### WHAT YOU ARE ASKED TO DO
Give only the number of lines in the listing below where the string "ylabel" occurs.

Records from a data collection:
--------------------

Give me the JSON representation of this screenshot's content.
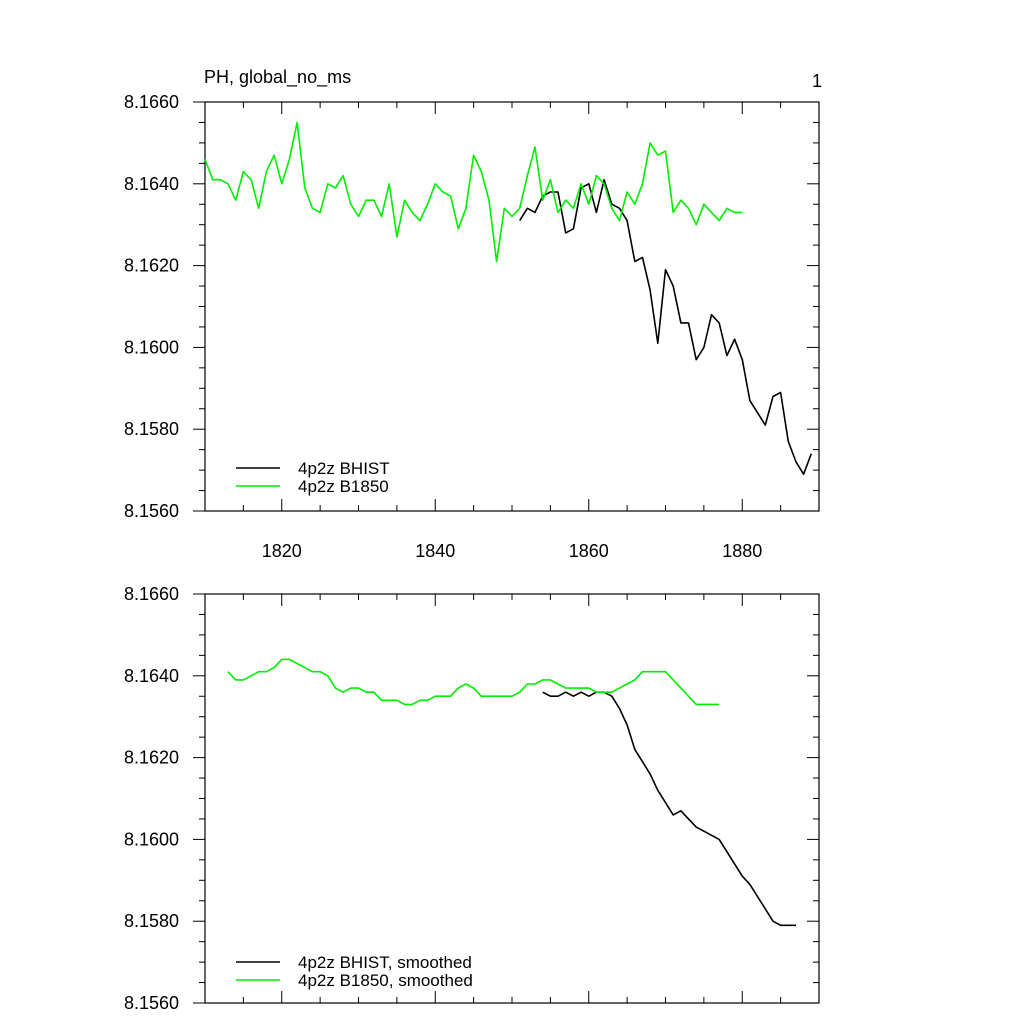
{
  "page": {
    "panel_number": "1"
  },
  "chart_data": [
    {
      "type": "line",
      "title": "PH, global_no_ms",
      "xlabel": "",
      "ylabel": "",
      "xlim": [
        1810,
        1890
      ],
      "ylim": [
        8.156,
        8.166
      ],
      "xticks": [
        1820,
        1840,
        1860,
        1880
      ],
      "xtick_labels": [
        "1820",
        "1840",
        "1860",
        "1880"
      ],
      "yticks": [
        8.156,
        8.158,
        8.16,
        8.162,
        8.164,
        8.166
      ],
      "ytick_labels": [
        "8.1560",
        "8.1580",
        "8.1600",
        "8.1620",
        "8.1640",
        "8.1660"
      ],
      "legend_position": "bottom-left",
      "series": [
        {
          "name": "4p2z BHIST",
          "color": "#000000",
          "x": [
            1851,
            1852,
            1853,
            1854,
            1855,
            1856,
            1857,
            1858,
            1859,
            1860,
            1861,
            1862,
            1863,
            1864,
            1865,
            1866,
            1867,
            1868,
            1869,
            1870,
            1871,
            1872,
            1873,
            1874,
            1875,
            1876,
            1877,
            1878,
            1879,
            1880,
            1881,
            1882,
            1883,
            1884,
            1885,
            1886,
            1887,
            1888,
            1889
          ],
          "values": [
            8.1631,
            8.1634,
            8.1633,
            8.1637,
            8.1638,
            8.1638,
            8.1628,
            8.1629,
            8.1639,
            8.164,
            8.1633,
            8.1641,
            8.1635,
            8.1634,
            8.1631,
            8.1621,
            8.1622,
            8.1614,
            8.1601,
            8.1619,
            8.1615,
            8.1606,
            8.1606,
            8.1597,
            8.16,
            8.1608,
            8.1606,
            8.1598,
            8.1602,
            8.1597,
            8.1587,
            8.1584,
            8.1581,
            8.1588,
            8.1589,
            8.1577,
            8.1572,
            8.1569,
            8.1574
          ]
        },
        {
          "name": "4p2z B1850",
          "color": "#00ee00",
          "x": [
            1810,
            1811,
            1812,
            1813,
            1814,
            1815,
            1816,
            1817,
            1818,
            1819,
            1820,
            1821,
            1822,
            1823,
            1824,
            1825,
            1826,
            1827,
            1828,
            1829,
            1830,
            1831,
            1832,
            1833,
            1834,
            1835,
            1836,
            1837,
            1838,
            1839,
            1840,
            1841,
            1842,
            1843,
            1844,
            1845,
            1846,
            1847,
            1848,
            1849,
            1850,
            1851,
            1852,
            1853,
            1854,
            1855,
            1856,
            1857,
            1858,
            1859,
            1860,
            1861,
            1862,
            1863,
            1864,
            1865,
            1866,
            1867,
            1868,
            1869,
            1870,
            1871,
            1872,
            1873,
            1874,
            1875,
            1876,
            1877,
            1878,
            1879,
            1880
          ],
          "values": [
            8.1646,
            8.1641,
            8.1641,
            8.164,
            8.1636,
            8.1643,
            8.1641,
            8.1634,
            8.1643,
            8.1647,
            8.164,
            8.1646,
            8.1655,
            8.1639,
            8.1634,
            8.1633,
            8.164,
            8.1639,
            8.1642,
            8.1635,
            8.1632,
            8.1636,
            8.1636,
            8.1632,
            8.164,
            8.1627,
            8.1636,
            8.1633,
            8.1631,
            8.1635,
            8.164,
            8.1638,
            8.1637,
            8.1629,
            8.1634,
            8.1647,
            8.1643,
            8.1636,
            8.1621,
            8.1634,
            8.1632,
            8.1634,
            8.1642,
            8.1649,
            8.1636,
            8.1641,
            8.1633,
            8.1636,
            8.1634,
            8.164,
            8.1635,
            8.1642,
            8.164,
            8.1634,
            8.1631,
            8.1638,
            8.1635,
            8.164,
            8.165,
            8.1647,
            8.1648,
            8.1633,
            8.1636,
            8.1634,
            8.163,
            8.1635,
            8.1633,
            8.1631,
            8.1634,
            8.1633,
            8.1633
          ]
        }
      ]
    },
    {
      "type": "line",
      "title": "",
      "xlabel": "",
      "ylabel": "",
      "xlim": [
        1810,
        1890
      ],
      "ylim": [
        8.156,
        8.166
      ],
      "xticks": [
        1820,
        1840,
        1860,
        1880
      ],
      "xtick_labels": [],
      "yticks": [
        8.156,
        8.158,
        8.16,
        8.162,
        8.164,
        8.166
      ],
      "ytick_labels": [
        "8.1560",
        "8.1580",
        "8.1600",
        "8.1620",
        "8.1640",
        "8.1660"
      ],
      "legend_position": "bottom-left",
      "series": [
        {
          "name": "4p2z BHIST, smoothed",
          "color": "#000000",
          "x": [
            1854,
            1855,
            1856,
            1857,
            1858,
            1859,
            1860,
            1861,
            1862,
            1863,
            1864,
            1865,
            1866,
            1867,
            1868,
            1869,
            1870,
            1871,
            1872,
            1873,
            1874,
            1875,
            1876,
            1877,
            1878,
            1879,
            1880,
            1881,
            1882,
            1883,
            1884,
            1885,
            1886,
            1887
          ],
          "values": [
            8.1636,
            8.1635,
            8.1635,
            8.1636,
            8.1635,
            8.1636,
            8.1635,
            8.1636,
            8.1636,
            8.1635,
            8.1632,
            8.1628,
            8.1622,
            8.1619,
            8.1616,
            8.1612,
            8.1609,
            8.1606,
            8.1607,
            8.1605,
            8.1603,
            8.1602,
            8.1601,
            8.16,
            8.1597,
            8.1594,
            8.1591,
            8.1589,
            8.1586,
            8.1583,
            8.158,
            8.1579,
            8.1579,
            8.1579
          ]
        },
        {
          "name": "4p2z B1850, smoothed",
          "color": "#00ee00",
          "x": [
            1813,
            1814,
            1815,
            1816,
            1817,
            1818,
            1819,
            1820,
            1821,
            1822,
            1823,
            1824,
            1825,
            1826,
            1827,
            1828,
            1829,
            1830,
            1831,
            1832,
            1833,
            1834,
            1835,
            1836,
            1837,
            1838,
            1839,
            1840,
            1841,
            1842,
            1843,
            1844,
            1845,
            1846,
            1847,
            1848,
            1849,
            1850,
            1851,
            1852,
            1853,
            1854,
            1855,
            1856,
            1857,
            1858,
            1859,
            1860,
            1861,
            1862,
            1863,
            1864,
            1865,
            1866,
            1867,
            1868,
            1869,
            1870,
            1871,
            1872,
            1873,
            1874,
            1875,
            1876,
            1877
          ],
          "values": [
            8.1641,
            8.1639,
            8.1639,
            8.164,
            8.1641,
            8.1641,
            8.1642,
            8.1644,
            8.1644,
            8.1643,
            8.1642,
            8.1641,
            8.1641,
            8.164,
            8.1637,
            8.1636,
            8.1637,
            8.1637,
            8.1636,
            8.1636,
            8.1634,
            8.1634,
            8.1634,
            8.1633,
            8.1633,
            8.1634,
            8.1634,
            8.1635,
            8.1635,
            8.1635,
            8.1637,
            8.1638,
            8.1637,
            8.1635,
            8.1635,
            8.1635,
            8.1635,
            8.1635,
            8.1636,
            8.1638,
            8.1638,
            8.1639,
            8.1639,
            8.1638,
            8.1637,
            8.1637,
            8.1637,
            8.1637,
            8.1636,
            8.1636,
            8.1636,
            8.1637,
            8.1638,
            8.1639,
            8.1641,
            8.1641,
            8.1641,
            8.1641,
            8.1639,
            8.1637,
            8.1635,
            8.1633,
            8.1633,
            8.1633,
            8.1633
          ]
        }
      ]
    }
  ]
}
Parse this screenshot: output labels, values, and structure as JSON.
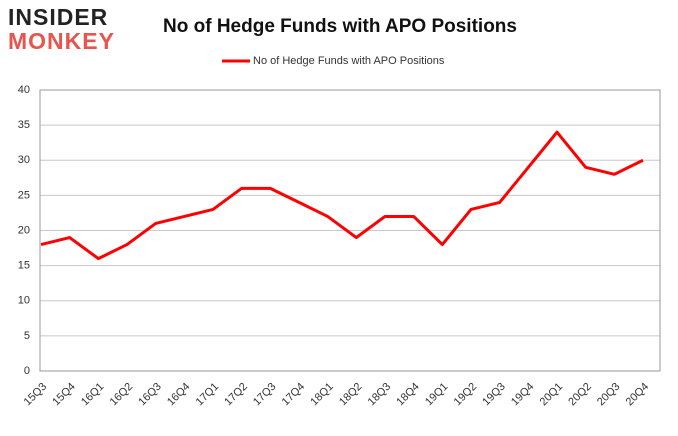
{
  "logo": {
    "line1": "INSIDER",
    "line2": "MONKEY"
  },
  "chart_data": {
    "type": "line",
    "title": "No of Hedge Funds with APO Positions",
    "categories": [
      "15Q3",
      "15Q4",
      "16Q1",
      "16Q2",
      "16Q3",
      "16Q4",
      "17Q1",
      "17Q2",
      "17Q3",
      "17Q4",
      "18Q1",
      "18Q2",
      "18Q3",
      "18Q4",
      "19Q1",
      "19Q2",
      "19Q3",
      "19Q4",
      "20Q1",
      "20Q2",
      "20Q3",
      "20Q4"
    ],
    "series": [
      {
        "name": "No of Hedge Funds with APO Positions",
        "color": "#ff0000",
        "values": [
          18,
          19,
          16,
          18,
          21,
          22,
          23,
          26,
          26,
          24,
          22,
          19,
          22,
          22,
          18,
          23,
          24,
          29,
          34,
          29,
          28,
          30
        ]
      }
    ],
    "ylim": [
      0,
      40
    ],
    "yticks": [
      0,
      5,
      10,
      15,
      20,
      25,
      30,
      35,
      40
    ],
    "grid": true,
    "legend": "top"
  }
}
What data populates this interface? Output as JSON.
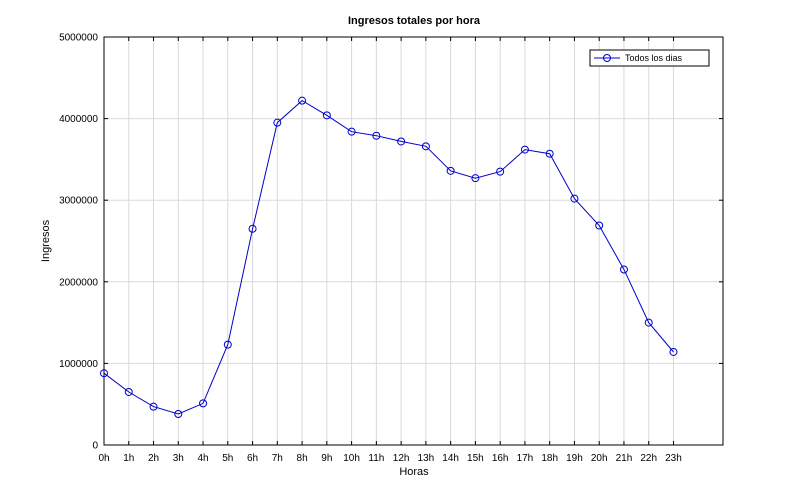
{
  "chart_data": {
    "type": "line",
    "title": "Ingresos totales por hora",
    "xlabel": "Horas",
    "ylabel": "Ingresos",
    "categories": [
      "0h",
      "1h",
      "2h",
      "3h",
      "4h",
      "5h",
      "6h",
      "7h",
      "8h",
      "9h",
      "10h",
      "11h",
      "12h",
      "13h",
      "14h",
      "15h",
      "16h",
      "17h",
      "18h",
      "19h",
      "20h",
      "21h",
      "22h",
      "23h"
    ],
    "x_range": [
      0,
      25
    ],
    "ylim": [
      0,
      5000000
    ],
    "y_ticks": [
      0,
      1000000,
      2000000,
      3000000,
      4000000,
      5000000
    ],
    "y_tick_labels": [
      "0",
      "1000000",
      "2000000",
      "3000000",
      "4000000",
      "5000000"
    ],
    "grid": true,
    "legend_position": "top-right",
    "series": [
      {
        "name": "Todos los dias",
        "color": "#0000cc",
        "marker": "circle",
        "values": [
          880000,
          650000,
          470000,
          380000,
          510000,
          1230000,
          2650000,
          3950000,
          4220000,
          4040000,
          3840000,
          3790000,
          3720000,
          3660000,
          3360000,
          3270000,
          3350000,
          3620000,
          3570000,
          3020000,
          2690000,
          2150000,
          1500000,
          1140000
        ]
      }
    ]
  }
}
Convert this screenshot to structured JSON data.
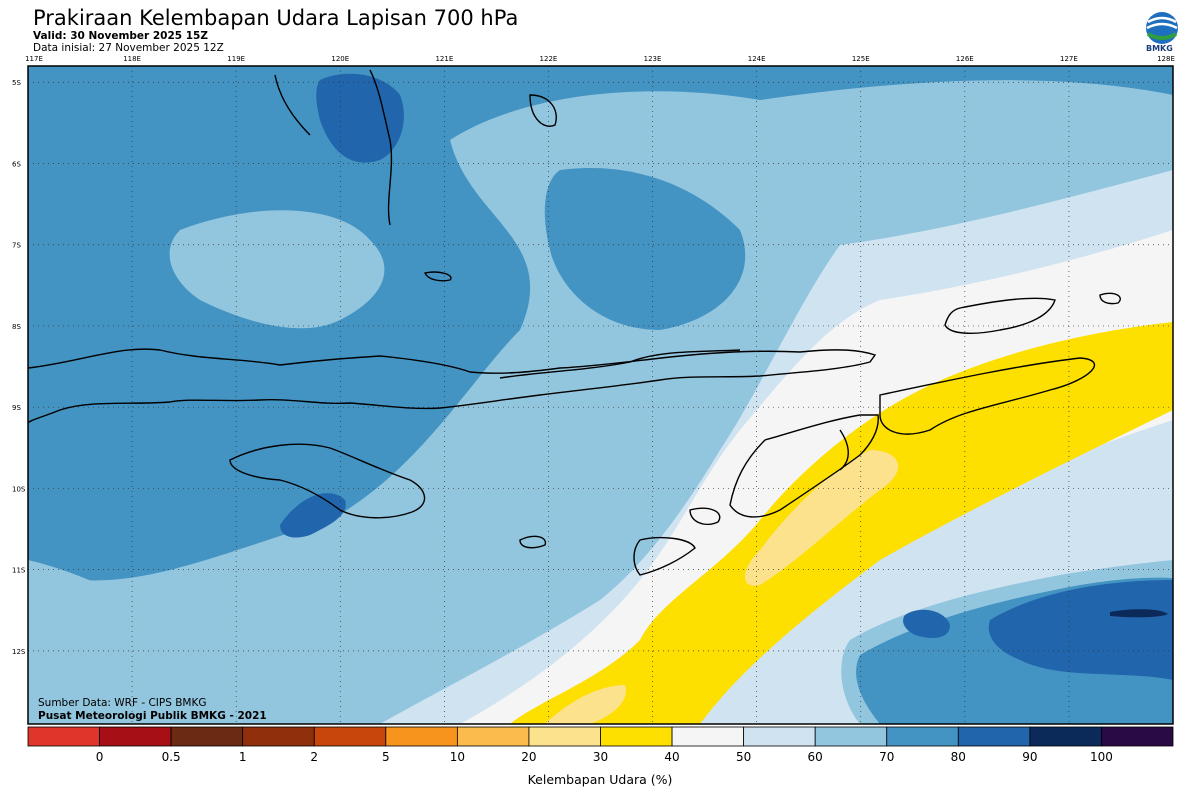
{
  "header": {
    "title": "Prakiraan Kelembapan Udara Lapisan 700 hPa",
    "valid": "Valid: 30 November 2025 15Z",
    "initial": "Data inisial: 27 November 2025 12Z"
  },
  "logo": {
    "label": "BMKG"
  },
  "map": {
    "lon_labels": [
      "117E",
      "118E",
      "119E",
      "120E",
      "121E",
      "122E",
      "123E",
      "124E",
      "125E",
      "126E",
      "127E",
      "128E"
    ],
    "lat_labels": [
      "5S",
      "6S",
      "7S",
      "8S",
      "9S",
      "10S",
      "11S",
      "12S"
    ],
    "lon_range": [
      117,
      128
    ],
    "lat_range": [
      -4.8,
      -12.9
    ]
  },
  "credits": {
    "source": "Sumber Data: WRF - CIPS BMKG",
    "organization": "Pusat Meteorologi Publik BMKG - 2021"
  },
  "colorbar": {
    "title": "Kelembapan Udara (%)",
    "ticks": [
      "0",
      "0.5",
      "1",
      "2",
      "5",
      "10",
      "20",
      "30",
      "40",
      "50",
      "60",
      "70",
      "80",
      "90",
      "100"
    ],
    "colors": [
      "#e0352b",
      "#a50f15",
      "#6b2a12",
      "#8f2f0c",
      "#c8460c",
      "#f7941d",
      "#fbbc4d",
      "#fde28e",
      "#fddf00",
      "#f5f5f5",
      "#d0e3f0",
      "#92c5de",
      "#4393c3",
      "#2166ac",
      "#0b2a5a",
      "#2a0a45"
    ]
  },
  "fill_colors": {
    "c50": "#f5f5f5",
    "c60": "#d0e3f0",
    "c70": "#92c5de",
    "c80": "#4393c3",
    "c90": "#2166ac",
    "c100": "#0b2a5a",
    "c40": "#fddf00",
    "c30": "#fde28e"
  }
}
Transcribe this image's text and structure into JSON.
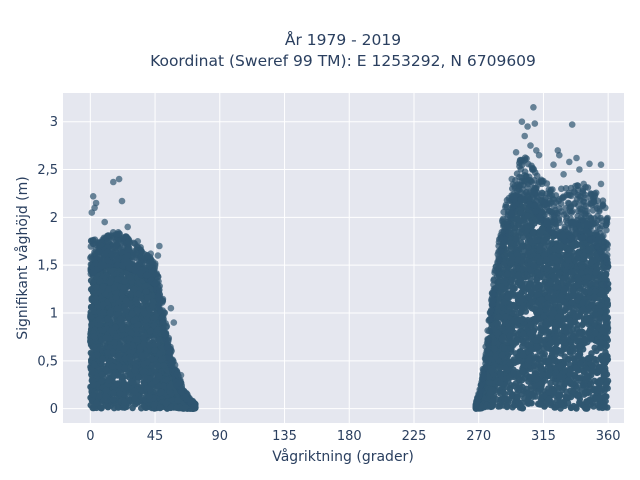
{
  "chart_data": {
    "type": "scatter",
    "title_line1": "År 1979 - 2019",
    "title_line2": "Koordinat (Sweref 99 TM): E 1253292, N 6709609",
    "xlabel": "Vågriktning (grader)",
    "ylabel": "Signifikant våghöjd (m)",
    "xlim": [
      -19,
      371
    ],
    "ylim": [
      -0.15,
      3.3
    ],
    "x_ticks": [
      0,
      45,
      90,
      135,
      180,
      225,
      270,
      315,
      360
    ],
    "x_tick_labels": [
      "0",
      "45",
      "90",
      "135",
      "180",
      "225",
      "270",
      "315",
      "360"
    ],
    "y_ticks": [
      0,
      0.5,
      1,
      1.5,
      2,
      2.5,
      3
    ],
    "y_tick_labels": [
      "0",
      "0,5",
      "1",
      "1,5",
      "2",
      "2,5",
      "3"
    ],
    "grid": true,
    "colors": {
      "marker": "#2f5670",
      "plot_bg": "#e5e7ef",
      "grid": "#ffffff",
      "text": "#2a3f5f"
    },
    "clusters": [
      {
        "name": "",
        "x_range": [
          0,
          73
        ],
        "envelope": [
          [
            0,
            1.8
          ],
          [
            5,
            1.75
          ],
          [
            10,
            1.8
          ],
          [
            15,
            1.85
          ],
          [
            20,
            1.85
          ],
          [
            25,
            1.8
          ],
          [
            30,
            1.75
          ],
          [
            35,
            1.7
          ],
          [
            40,
            1.6
          ],
          [
            45,
            1.55
          ],
          [
            50,
            1.2
          ],
          [
            55,
            0.7
          ],
          [
            60,
            0.4
          ],
          [
            65,
            0.2
          ],
          [
            70,
            0.1
          ],
          [
            73,
            0.05
          ]
        ],
        "core": [
          [
            0,
            1.4
          ],
          [
            10,
            1.5
          ],
          [
            20,
            1.5
          ],
          [
            30,
            1.45
          ],
          [
            40,
            1.35
          ],
          [
            45,
            1.3
          ],
          [
            50,
            0.9
          ],
          [
            55,
            0.5
          ],
          [
            60,
            0.25
          ],
          [
            65,
            0.12
          ],
          [
            70,
            0.05
          ]
        ]
      },
      {
        "name": "",
        "x_range": [
          268,
          360
        ],
        "envelope": [
          [
            268,
            0.05
          ],
          [
            272,
            0.3
          ],
          [
            276,
            0.8
          ],
          [
            280,
            1.3
          ],
          [
            284,
            1.8
          ],
          [
            288,
            2.1
          ],
          [
            292,
            2.3
          ],
          [
            296,
            2.5
          ],
          [
            300,
            2.65
          ],
          [
            305,
            2.6
          ],
          [
            310,
            2.5
          ],
          [
            315,
            2.4
          ],
          [
            320,
            2.35
          ],
          [
            330,
            2.3
          ],
          [
            340,
            2.35
          ],
          [
            350,
            2.3
          ],
          [
            356,
            2.2
          ],
          [
            360,
            2.0
          ]
        ],
        "core": [
          [
            268,
            0.02
          ],
          [
            272,
            0.2
          ],
          [
            276,
            0.6
          ],
          [
            280,
            1.1
          ],
          [
            285,
            1.6
          ],
          [
            290,
            1.9
          ],
          [
            295,
            2.1
          ],
          [
            300,
            2.2
          ],
          [
            310,
            2.05
          ],
          [
            320,
            1.85
          ],
          [
            330,
            1.75
          ],
          [
            340,
            1.8
          ],
          [
            350,
            1.75
          ],
          [
            360,
            1.5
          ]
        ]
      }
    ],
    "outliers": [
      {
        "x": 16,
        "y": 2.37
      },
      {
        "x": 20,
        "y": 2.4
      },
      {
        "x": 2,
        "y": 2.22
      },
      {
        "x": 4,
        "y": 2.15
      },
      {
        "x": 22,
        "y": 2.17
      },
      {
        "x": 1,
        "y": 2.05
      },
      {
        "x": 3,
        "y": 2.1
      },
      {
        "x": 33,
        "y": 1.75
      },
      {
        "x": 48,
        "y": 1.7
      },
      {
        "x": 47,
        "y": 1.6
      },
      {
        "x": 42,
        "y": 1.62
      },
      {
        "x": 38,
        "y": 1.58
      },
      {
        "x": 10,
        "y": 1.95
      },
      {
        "x": 26,
        "y": 1.9
      },
      {
        "x": 58,
        "y": 0.9
      },
      {
        "x": 56,
        "y": 1.05
      },
      {
        "x": 63,
        "y": 0.35
      },
      {
        "x": 70,
        "y": 0.08
      },
      {
        "x": 72,
        "y": 0.02
      },
      {
        "x": 308,
        "y": 3.15
      },
      {
        "x": 304,
        "y": 2.95
      },
      {
        "x": 302,
        "y": 2.85
      },
      {
        "x": 309,
        "y": 2.98
      },
      {
        "x": 300,
        "y": 3.0
      },
      {
        "x": 306,
        "y": 2.75
      },
      {
        "x": 310,
        "y": 2.7
      },
      {
        "x": 299,
        "y": 2.6
      },
      {
        "x": 312,
        "y": 2.65
      },
      {
        "x": 325,
        "y": 2.7
      },
      {
        "x": 326,
        "y": 2.65
      },
      {
        "x": 322,
        "y": 2.55
      },
      {
        "x": 335,
        "y": 2.97
      },
      {
        "x": 333,
        "y": 2.58
      },
      {
        "x": 338,
        "y": 2.62
      },
      {
        "x": 340,
        "y": 2.5
      },
      {
        "x": 347,
        "y": 2.56
      },
      {
        "x": 355,
        "y": 2.55
      },
      {
        "x": 329,
        "y": 2.45
      },
      {
        "x": 343,
        "y": 2.35
      },
      {
        "x": 355,
        "y": 2.35
      },
      {
        "x": 358,
        "y": 2.1
      },
      {
        "x": 293,
        "y": 2.4
      },
      {
        "x": 291,
        "y": 2.2
      },
      {
        "x": 296,
        "y": 2.68
      },
      {
        "x": 359,
        "y": 1.45
      },
      {
        "x": 359,
        "y": 1.3
      }
    ]
  }
}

--------------------

### TASK SOLUTION
4